> **Work to complete**
Copy the records below line for line, without changing anything.

> **A data block**
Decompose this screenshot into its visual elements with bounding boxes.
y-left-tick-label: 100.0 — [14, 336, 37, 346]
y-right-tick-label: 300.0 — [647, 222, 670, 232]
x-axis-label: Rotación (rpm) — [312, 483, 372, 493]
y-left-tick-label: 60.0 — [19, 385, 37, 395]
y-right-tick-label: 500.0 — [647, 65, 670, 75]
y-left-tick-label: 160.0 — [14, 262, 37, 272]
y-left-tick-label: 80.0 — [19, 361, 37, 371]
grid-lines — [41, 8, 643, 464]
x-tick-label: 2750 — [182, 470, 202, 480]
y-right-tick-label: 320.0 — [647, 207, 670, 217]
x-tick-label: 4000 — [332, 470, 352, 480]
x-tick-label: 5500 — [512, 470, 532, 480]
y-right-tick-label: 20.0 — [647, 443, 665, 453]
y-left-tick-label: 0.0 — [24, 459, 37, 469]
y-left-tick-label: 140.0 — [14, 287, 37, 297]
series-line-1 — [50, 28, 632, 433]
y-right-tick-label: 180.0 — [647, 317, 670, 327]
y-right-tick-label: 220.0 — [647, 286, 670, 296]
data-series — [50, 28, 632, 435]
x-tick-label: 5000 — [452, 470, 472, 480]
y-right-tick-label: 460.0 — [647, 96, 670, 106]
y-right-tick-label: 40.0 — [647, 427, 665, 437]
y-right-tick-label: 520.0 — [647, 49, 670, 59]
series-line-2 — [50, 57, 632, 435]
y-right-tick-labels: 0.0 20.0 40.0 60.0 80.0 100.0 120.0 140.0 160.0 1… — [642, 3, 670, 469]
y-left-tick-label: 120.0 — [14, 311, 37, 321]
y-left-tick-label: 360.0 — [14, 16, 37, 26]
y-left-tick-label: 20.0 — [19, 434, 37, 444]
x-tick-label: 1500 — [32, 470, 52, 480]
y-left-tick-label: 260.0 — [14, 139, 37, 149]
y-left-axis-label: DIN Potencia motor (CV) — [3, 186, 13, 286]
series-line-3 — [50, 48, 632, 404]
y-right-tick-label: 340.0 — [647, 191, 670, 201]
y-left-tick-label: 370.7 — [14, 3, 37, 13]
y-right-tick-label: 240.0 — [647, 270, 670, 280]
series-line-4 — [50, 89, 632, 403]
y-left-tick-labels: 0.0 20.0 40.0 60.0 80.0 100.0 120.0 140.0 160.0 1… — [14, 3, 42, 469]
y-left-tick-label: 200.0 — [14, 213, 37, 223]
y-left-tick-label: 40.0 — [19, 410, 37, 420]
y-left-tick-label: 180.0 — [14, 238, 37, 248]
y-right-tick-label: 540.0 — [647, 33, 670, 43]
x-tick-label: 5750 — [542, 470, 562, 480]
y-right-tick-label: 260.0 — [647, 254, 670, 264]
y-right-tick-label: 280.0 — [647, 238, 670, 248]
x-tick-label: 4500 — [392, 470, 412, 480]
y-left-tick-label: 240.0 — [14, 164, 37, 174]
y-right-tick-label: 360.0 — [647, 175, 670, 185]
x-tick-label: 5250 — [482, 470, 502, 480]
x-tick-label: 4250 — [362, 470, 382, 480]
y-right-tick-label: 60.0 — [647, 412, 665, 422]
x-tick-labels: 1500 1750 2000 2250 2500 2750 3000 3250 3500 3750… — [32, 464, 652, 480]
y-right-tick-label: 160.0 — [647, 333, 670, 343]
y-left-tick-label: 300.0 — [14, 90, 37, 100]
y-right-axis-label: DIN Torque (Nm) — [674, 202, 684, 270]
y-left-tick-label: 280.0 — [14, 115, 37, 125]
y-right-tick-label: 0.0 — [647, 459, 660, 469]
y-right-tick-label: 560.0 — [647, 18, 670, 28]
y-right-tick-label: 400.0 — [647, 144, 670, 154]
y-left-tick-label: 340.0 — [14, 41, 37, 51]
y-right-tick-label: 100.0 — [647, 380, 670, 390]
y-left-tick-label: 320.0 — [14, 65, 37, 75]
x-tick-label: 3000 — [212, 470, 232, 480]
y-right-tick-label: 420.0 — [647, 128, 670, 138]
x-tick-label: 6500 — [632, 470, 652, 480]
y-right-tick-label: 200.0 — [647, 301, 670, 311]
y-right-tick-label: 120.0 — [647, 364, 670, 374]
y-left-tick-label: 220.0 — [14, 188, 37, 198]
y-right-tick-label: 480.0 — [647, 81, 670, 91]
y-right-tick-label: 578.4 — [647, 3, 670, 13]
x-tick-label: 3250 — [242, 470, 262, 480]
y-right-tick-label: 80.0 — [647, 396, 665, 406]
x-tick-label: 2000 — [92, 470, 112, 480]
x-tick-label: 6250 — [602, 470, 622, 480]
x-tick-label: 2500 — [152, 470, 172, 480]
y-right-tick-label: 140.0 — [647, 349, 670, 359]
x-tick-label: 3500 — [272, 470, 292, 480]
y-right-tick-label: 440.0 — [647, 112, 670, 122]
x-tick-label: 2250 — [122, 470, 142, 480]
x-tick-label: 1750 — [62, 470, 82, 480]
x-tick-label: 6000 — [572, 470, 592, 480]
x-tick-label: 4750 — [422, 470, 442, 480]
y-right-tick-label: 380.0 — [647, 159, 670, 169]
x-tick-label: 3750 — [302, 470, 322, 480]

> **Reply**
Decompose this screenshot into its visual elements with bounding boxes.
y-left-tick-label: 100.0 — [14, 336, 37, 346]
y-right-tick-label: 300.0 — [647, 222, 670, 232]
x-axis-label: Rotación (rpm) — [312, 483, 372, 493]
y-left-tick-label: 60.0 — [19, 385, 37, 395]
y-right-tick-label: 500.0 — [647, 65, 670, 75]
y-left-tick-label: 160.0 — [14, 262, 37, 272]
y-left-tick-label: 80.0 — [19, 361, 37, 371]
grid-lines — [41, 8, 643, 464]
x-tick-label: 2750 — [182, 470, 202, 480]
y-right-tick-label: 320.0 — [647, 207, 670, 217]
x-tick-label: 4000 — [332, 470, 352, 480]
x-tick-label: 5500 — [512, 470, 532, 480]
y-right-tick-label: 20.0 — [647, 443, 665, 453]
y-left-tick-label: 0.0 — [24, 459, 37, 469]
y-left-tick-label: 140.0 — [14, 287, 37, 297]
series-line-1 — [50, 28, 632, 433]
y-right-tick-label: 180.0 — [647, 317, 670, 327]
y-right-tick-label: 220.0 — [647, 286, 670, 296]
data-series — [50, 28, 632, 435]
x-tick-label: 5000 — [452, 470, 472, 480]
y-right-tick-label: 460.0 — [647, 96, 670, 106]
y-right-tick-label: 40.0 — [647, 427, 665, 437]
y-right-tick-label: 520.0 — [647, 49, 670, 59]
series-line-2 — [50, 57, 632, 435]
y-right-tick-labels: 0.0 20.0 40.0 60.0 80.0 100.0 120.0 140.0 160.0 1… — [642, 3, 670, 469]
y-left-tick-label: 120.0 — [14, 311, 37, 321]
y-left-tick-label: 360.0 — [14, 16, 37, 26]
y-left-tick-label: 20.0 — [19, 434, 37, 444]
x-tick-label: 1500 — [32, 470, 52, 480]
y-left-tick-label: 260.0 — [14, 139, 37, 149]
y-left-axis-label: DIN Potencia motor (CV) — [3, 186, 13, 286]
series-line-3 — [50, 48, 632, 404]
y-right-tick-label: 340.0 — [647, 191, 670, 201]
y-left-tick-label: 370.7 — [14, 3, 37, 13]
y-right-tick-label: 240.0 — [647, 270, 670, 280]
series-line-4 — [50, 89, 632, 403]
y-left-tick-labels: 0.0 20.0 40.0 60.0 80.0 100.0 120.0 140.0 160.0 1… — [14, 3, 42, 469]
y-left-tick-label: 200.0 — [14, 213, 37, 223]
y-left-tick-label: 40.0 — [19, 410, 37, 420]
y-left-tick-label: 180.0 — [14, 238, 37, 248]
y-right-tick-label: 540.0 — [647, 33, 670, 43]
x-tick-label: 5750 — [542, 470, 562, 480]
y-right-tick-label: 260.0 — [647, 254, 670, 264]
y-right-tick-label: 280.0 — [647, 238, 670, 248]
x-tick-label: 4500 — [392, 470, 412, 480]
y-left-tick-label: 240.0 — [14, 164, 37, 174]
y-right-tick-label: 360.0 — [647, 175, 670, 185]
x-tick-label: 5250 — [482, 470, 502, 480]
x-tick-label: 4250 — [362, 470, 382, 480]
y-right-tick-label: 60.0 — [647, 412, 665, 422]
x-tick-labels: 1500 1750 2000 2250 2500 2750 3000 3250 3500 3750… — [32, 464, 652, 480]
y-right-tick-label: 160.0 — [647, 333, 670, 343]
y-left-tick-label: 300.0 — [14, 90, 37, 100]
y-right-axis-label: DIN Torque (Nm) — [674, 202, 684, 270]
y-left-tick-label: 280.0 — [14, 115, 37, 125]
y-right-tick-label: 0.0 — [647, 459, 660, 469]
y-right-tick-label: 560.0 — [647, 18, 670, 28]
y-right-tick-label: 400.0 — [647, 144, 670, 154]
y-left-tick-label: 340.0 — [14, 41, 37, 51]
y-right-tick-label: 100.0 — [647, 380, 670, 390]
y-left-tick-label: 320.0 — [14, 65, 37, 75]
x-tick-label: 3000 — [212, 470, 232, 480]
y-right-tick-label: 420.0 — [647, 128, 670, 138]
x-tick-label: 6500 — [632, 470, 652, 480]
y-right-tick-label: 200.0 — [647, 301, 670, 311]
y-right-tick-label: 120.0 — [647, 364, 670, 374]
y-left-tick-label: 220.0 — [14, 188, 37, 198]
y-right-tick-label: 480.0 — [647, 81, 670, 91]
y-right-tick-label: 578.4 — [647, 3, 670, 13]
x-tick-label: 3250 — [242, 470, 262, 480]
y-right-tick-label: 80.0 — [647, 396, 665, 406]
x-tick-label: 2000 — [92, 470, 112, 480]
x-tick-label: 6250 — [602, 470, 622, 480]
x-tick-label: 2500 — [152, 470, 172, 480]
y-right-tick-label: 140.0 — [647, 349, 670, 359]
x-tick-label: 3500 — [272, 470, 292, 480]
y-right-tick-label: 440.0 — [647, 112, 670, 122]
x-tick-label: 2250 — [122, 470, 142, 480]
x-tick-label: 1750 — [62, 470, 82, 480]
x-tick-label: 6000 — [572, 470, 592, 480]
x-tick-label: 4750 — [422, 470, 442, 480]
y-right-tick-label: 380.0 — [647, 159, 670, 169]
x-tick-label: 3750 — [302, 470, 322, 480]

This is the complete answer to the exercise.